Written request — Below are the records; pull every line that includes "ضلالة".

-- START OF Records supplied --

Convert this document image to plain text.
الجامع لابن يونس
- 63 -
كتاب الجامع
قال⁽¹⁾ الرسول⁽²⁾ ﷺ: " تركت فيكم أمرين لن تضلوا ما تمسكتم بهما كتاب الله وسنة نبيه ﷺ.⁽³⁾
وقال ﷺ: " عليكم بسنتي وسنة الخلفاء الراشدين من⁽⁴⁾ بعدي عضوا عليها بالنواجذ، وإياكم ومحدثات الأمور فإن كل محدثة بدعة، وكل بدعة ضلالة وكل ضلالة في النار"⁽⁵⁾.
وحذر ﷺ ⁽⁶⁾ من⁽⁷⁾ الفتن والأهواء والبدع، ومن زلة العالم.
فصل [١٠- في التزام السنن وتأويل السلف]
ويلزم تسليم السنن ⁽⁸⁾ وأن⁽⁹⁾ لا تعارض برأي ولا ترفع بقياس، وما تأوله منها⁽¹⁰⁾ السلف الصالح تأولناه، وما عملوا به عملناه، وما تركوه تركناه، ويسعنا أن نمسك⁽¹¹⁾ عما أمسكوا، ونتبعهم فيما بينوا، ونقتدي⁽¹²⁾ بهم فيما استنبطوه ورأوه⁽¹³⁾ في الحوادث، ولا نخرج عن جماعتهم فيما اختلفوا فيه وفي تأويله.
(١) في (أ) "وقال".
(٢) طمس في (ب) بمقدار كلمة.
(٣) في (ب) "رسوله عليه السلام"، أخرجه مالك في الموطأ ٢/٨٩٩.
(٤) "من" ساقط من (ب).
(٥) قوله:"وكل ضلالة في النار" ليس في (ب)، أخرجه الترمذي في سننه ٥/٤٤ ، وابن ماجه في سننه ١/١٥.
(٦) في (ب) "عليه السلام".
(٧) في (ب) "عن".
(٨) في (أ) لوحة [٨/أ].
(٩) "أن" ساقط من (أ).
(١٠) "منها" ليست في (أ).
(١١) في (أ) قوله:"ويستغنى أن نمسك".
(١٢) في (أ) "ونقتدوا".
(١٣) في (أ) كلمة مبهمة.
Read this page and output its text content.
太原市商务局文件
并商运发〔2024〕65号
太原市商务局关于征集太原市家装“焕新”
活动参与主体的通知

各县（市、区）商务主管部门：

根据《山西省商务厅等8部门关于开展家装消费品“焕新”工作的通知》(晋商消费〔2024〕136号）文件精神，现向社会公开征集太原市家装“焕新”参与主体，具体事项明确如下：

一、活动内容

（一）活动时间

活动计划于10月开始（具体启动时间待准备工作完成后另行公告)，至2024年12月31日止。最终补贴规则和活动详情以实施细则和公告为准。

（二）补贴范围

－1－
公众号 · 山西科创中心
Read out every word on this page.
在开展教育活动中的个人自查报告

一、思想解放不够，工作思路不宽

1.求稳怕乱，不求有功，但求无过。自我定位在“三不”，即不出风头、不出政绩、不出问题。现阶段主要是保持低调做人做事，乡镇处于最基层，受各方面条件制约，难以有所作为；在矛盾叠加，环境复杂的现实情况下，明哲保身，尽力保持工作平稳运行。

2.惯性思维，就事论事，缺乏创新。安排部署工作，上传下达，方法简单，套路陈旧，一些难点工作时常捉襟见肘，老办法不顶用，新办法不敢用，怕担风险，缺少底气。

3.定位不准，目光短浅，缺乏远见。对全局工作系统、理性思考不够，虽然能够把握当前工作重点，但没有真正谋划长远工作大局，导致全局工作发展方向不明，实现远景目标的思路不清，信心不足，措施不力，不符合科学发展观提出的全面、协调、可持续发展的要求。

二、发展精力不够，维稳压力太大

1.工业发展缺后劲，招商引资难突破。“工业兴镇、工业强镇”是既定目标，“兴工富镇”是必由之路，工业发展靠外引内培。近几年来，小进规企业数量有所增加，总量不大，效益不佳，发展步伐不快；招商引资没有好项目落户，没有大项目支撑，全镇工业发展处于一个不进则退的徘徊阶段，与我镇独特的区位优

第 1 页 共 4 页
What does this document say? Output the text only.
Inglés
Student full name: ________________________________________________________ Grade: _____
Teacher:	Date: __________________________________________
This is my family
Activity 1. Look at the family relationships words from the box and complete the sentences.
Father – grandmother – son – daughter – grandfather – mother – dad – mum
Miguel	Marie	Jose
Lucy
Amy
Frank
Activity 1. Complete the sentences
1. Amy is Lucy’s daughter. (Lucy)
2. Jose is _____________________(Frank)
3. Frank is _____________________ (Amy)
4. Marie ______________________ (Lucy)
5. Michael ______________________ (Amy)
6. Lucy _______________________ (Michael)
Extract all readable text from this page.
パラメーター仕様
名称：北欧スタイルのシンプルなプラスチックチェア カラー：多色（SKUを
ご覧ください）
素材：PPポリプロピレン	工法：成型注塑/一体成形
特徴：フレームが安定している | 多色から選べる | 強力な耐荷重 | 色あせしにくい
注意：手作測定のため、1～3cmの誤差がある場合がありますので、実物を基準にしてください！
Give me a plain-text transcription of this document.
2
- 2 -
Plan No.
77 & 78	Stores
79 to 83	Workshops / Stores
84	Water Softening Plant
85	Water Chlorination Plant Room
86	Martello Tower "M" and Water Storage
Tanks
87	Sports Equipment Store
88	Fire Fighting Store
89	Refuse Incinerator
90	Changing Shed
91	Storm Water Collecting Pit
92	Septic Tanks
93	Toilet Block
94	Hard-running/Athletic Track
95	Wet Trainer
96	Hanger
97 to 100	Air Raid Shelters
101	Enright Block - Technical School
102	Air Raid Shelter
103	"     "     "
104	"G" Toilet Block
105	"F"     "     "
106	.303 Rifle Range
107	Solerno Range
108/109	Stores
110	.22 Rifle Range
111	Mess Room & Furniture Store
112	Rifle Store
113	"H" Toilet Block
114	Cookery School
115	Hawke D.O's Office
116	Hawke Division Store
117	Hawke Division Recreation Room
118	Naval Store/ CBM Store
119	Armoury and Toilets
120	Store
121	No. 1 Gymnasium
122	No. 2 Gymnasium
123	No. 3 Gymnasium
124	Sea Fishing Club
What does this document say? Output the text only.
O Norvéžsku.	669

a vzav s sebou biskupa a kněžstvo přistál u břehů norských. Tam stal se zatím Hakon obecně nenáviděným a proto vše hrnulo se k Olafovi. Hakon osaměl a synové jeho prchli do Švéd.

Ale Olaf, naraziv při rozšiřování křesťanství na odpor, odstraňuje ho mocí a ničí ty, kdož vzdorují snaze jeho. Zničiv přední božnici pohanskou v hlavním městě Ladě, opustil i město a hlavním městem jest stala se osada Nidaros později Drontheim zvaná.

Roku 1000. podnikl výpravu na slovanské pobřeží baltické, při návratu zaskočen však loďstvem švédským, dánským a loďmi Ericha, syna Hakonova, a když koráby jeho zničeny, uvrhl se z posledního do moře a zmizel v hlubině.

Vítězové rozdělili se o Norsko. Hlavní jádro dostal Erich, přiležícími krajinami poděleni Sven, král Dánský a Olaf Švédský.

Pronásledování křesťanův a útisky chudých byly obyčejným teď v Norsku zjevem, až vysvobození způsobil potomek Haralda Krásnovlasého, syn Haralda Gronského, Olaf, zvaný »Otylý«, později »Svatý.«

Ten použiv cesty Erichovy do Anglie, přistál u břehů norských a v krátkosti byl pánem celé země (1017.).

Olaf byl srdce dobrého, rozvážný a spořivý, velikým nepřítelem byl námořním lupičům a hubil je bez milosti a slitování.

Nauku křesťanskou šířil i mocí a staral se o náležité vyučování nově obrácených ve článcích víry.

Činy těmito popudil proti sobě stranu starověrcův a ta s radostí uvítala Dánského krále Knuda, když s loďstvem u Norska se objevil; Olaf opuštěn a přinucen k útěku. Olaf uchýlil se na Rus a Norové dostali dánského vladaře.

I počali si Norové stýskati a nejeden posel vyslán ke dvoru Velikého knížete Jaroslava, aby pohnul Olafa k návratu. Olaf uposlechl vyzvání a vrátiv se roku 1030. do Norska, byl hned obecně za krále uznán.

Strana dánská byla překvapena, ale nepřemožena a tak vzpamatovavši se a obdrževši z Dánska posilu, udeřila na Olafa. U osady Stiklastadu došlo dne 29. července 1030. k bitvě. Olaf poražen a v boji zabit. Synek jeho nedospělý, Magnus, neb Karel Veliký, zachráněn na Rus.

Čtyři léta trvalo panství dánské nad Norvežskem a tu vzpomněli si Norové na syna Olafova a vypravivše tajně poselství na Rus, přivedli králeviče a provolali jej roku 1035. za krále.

-- END OF Records supplied --

Correct output —
وقال ﷺ: " عليكم بسنتي وسنة الخلفاء الراشدين من⁽⁴⁾ بعدي عضوا عليها بالنواجذ، وإياكم ومحدثات الأمور فإن كل محدثة بدعة، وكل بدعة ضلالة وكل ضلالة في النار"⁽⁵⁾.
(٥) قوله:"وكل ضلالة في النار" ليس في (ب)، أخرجه الترمذي في سننه ٥/٤٤ ، وابن ماجه في سننه ١/١٥.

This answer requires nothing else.